**PROMPT:**
Extract all of the entries and give them again, word for word.

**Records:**

## begin

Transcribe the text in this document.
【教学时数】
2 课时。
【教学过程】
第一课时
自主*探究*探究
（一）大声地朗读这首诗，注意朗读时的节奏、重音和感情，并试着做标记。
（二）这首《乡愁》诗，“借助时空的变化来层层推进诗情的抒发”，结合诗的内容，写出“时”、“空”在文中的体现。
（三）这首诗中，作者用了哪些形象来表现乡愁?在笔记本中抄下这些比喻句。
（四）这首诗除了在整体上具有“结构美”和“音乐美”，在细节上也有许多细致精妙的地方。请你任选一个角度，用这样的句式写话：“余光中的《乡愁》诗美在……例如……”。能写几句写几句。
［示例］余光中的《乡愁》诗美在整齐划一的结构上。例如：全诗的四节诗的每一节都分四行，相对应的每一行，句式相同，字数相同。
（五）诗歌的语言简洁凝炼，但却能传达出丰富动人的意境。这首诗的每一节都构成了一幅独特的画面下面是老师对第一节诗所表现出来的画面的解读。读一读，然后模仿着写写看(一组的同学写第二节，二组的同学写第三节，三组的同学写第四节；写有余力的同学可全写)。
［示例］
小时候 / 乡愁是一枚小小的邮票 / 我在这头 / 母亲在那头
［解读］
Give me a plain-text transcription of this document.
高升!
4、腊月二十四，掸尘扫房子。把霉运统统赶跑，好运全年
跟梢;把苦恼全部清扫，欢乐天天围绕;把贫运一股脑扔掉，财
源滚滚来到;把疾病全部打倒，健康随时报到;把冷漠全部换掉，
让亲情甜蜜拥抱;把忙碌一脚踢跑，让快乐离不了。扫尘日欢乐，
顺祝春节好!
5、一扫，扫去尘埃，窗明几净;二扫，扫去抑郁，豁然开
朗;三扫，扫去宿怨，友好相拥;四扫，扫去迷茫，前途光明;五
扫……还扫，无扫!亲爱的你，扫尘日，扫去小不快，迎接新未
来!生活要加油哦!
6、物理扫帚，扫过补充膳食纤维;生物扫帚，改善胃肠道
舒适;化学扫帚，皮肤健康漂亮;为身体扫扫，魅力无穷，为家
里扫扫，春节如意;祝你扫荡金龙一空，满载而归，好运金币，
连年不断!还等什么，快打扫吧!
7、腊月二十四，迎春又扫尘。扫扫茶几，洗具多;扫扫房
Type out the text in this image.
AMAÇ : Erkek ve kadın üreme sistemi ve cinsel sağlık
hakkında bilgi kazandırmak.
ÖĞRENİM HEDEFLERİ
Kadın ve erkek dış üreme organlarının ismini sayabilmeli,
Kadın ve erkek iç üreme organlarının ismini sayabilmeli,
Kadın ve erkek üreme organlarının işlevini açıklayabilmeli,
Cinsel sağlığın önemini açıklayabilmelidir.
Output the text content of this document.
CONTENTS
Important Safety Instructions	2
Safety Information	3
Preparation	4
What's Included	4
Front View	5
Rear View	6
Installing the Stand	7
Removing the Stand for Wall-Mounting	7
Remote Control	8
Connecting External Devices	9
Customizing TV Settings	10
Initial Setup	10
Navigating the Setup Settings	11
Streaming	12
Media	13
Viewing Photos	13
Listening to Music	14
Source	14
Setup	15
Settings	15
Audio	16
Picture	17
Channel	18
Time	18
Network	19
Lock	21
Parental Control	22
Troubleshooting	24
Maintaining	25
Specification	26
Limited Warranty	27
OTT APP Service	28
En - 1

## end

**FINAL RESULT:**
Transcribe the text in this document.
【教学时数】
2 课时。
【教学过程】
第一课时
自主*探究*探究
（一）大声地朗读这首诗，注意朗读时的节奏、重音和感情，并试着做标记。
（二）这首《乡愁》诗，“借助时空的变化来层层推进诗情的抒发”，结合诗的内容，写出“时”、“空”在文中的体现。
（三）这首诗中，作者用了哪些形象来表现乡愁?在笔记本中抄下这些比喻句。
（四）这首诗除了在整体上具有“结构美”和“音乐美”，在细节上也有许多细致精妙的地方。请你任选一个角度，用这样的句式写话：“余光中的《乡愁》诗美在……例如……”。能写几句写几句。
［示例］余光中的《乡愁》诗美在整齐划一的结构上。例如：全诗的四节诗的每一节都分四行，相对应的每一行，句式相同，字数相同。
（五）诗歌的语言简洁凝炼，但却能传达出丰富动人的意境。这首诗的每一节都构成了一幅独特的画面下面是老师对第一节诗所表现出来的画面的解读。读一读，然后模仿着写写看(一组的同学写第二节，二组的同学写第三节，三组的同学写第四节；写有余力的同学可全写)。
［示例］
小时候 / 乡愁是一枚小小的邮票 / 我在这头 / 母亲在那头
［解读］
Give me a plain-text transcription of this document.
高升!
4、腊月二十四，掸尘扫房子。把霉运统统赶跑，好运全年
跟梢;把苦恼全部清扫，欢乐天天围绕;把贫运一股脑扔掉，财
源滚滚来到;把疾病全部打倒，健康随时报到;把冷漠全部换掉，
让亲情甜蜜拥抱;把忙碌一脚踢跑，让快乐离不了。扫尘日欢乐，
顺祝春节好!
5、一扫，扫去尘埃，窗明几净;二扫，扫去抑郁，豁然开
朗;三扫，扫去宿怨，友好相拥;四扫，扫去迷茫，前途光明;五
扫……还扫，无扫!亲爱的你，扫尘日，扫去小不快，迎接新未
来!生活要加油哦!
6、物理扫帚，扫过补充膳食纤维;生物扫帚，改善胃肠道
舒适;化学扫帚，皮肤健康漂亮;为身体扫扫，魅力无穷，为家
里扫扫，春节如意;祝你扫荡金龙一空，满载而归，好运金币，
连年不断!还等什么，快打扫吧!
7、腊月二十四，迎春又扫尘。扫扫茶几，洗具多;扫扫房
Type out the text in this image.
AMAÇ : Erkek ve kadın üreme sistemi ve cinsel sağlık
hakkında bilgi kazandırmak.
ÖĞRENİM HEDEFLERİ
Kadın ve erkek dış üreme organlarının ismini sayabilmeli,
Kadın ve erkek iç üreme organlarının ismini sayabilmeli,
Kadın ve erkek üreme organlarının işlevini açıklayabilmeli,
Cinsel sağlığın önemini açıklayabilmelidir.
Output the text content of this document.
CONTENTS
Important Safety Instructions	2
Safety Information	3
Preparation	4
What's Included	4
Front View	5
Rear View	6
Installing the Stand	7
Removing the Stand for Wall-Mounting	7
Remote Control	8
Connecting External Devices	9
Customizing TV Settings	10
Initial Setup	10
Navigating the Setup Settings	11
Streaming	12
Media	13
Viewing Photos	13
Listening to Music	14
Source	14
Setup	15
Settings	15
Audio	16
Picture	17
Channel	18
Time	18
Network	19
Lock	21
Parental Control	22
Troubleshooting	24
Maintaining	25
Specification	26
Limited Warranty	27
OTT APP Service	28
En - 1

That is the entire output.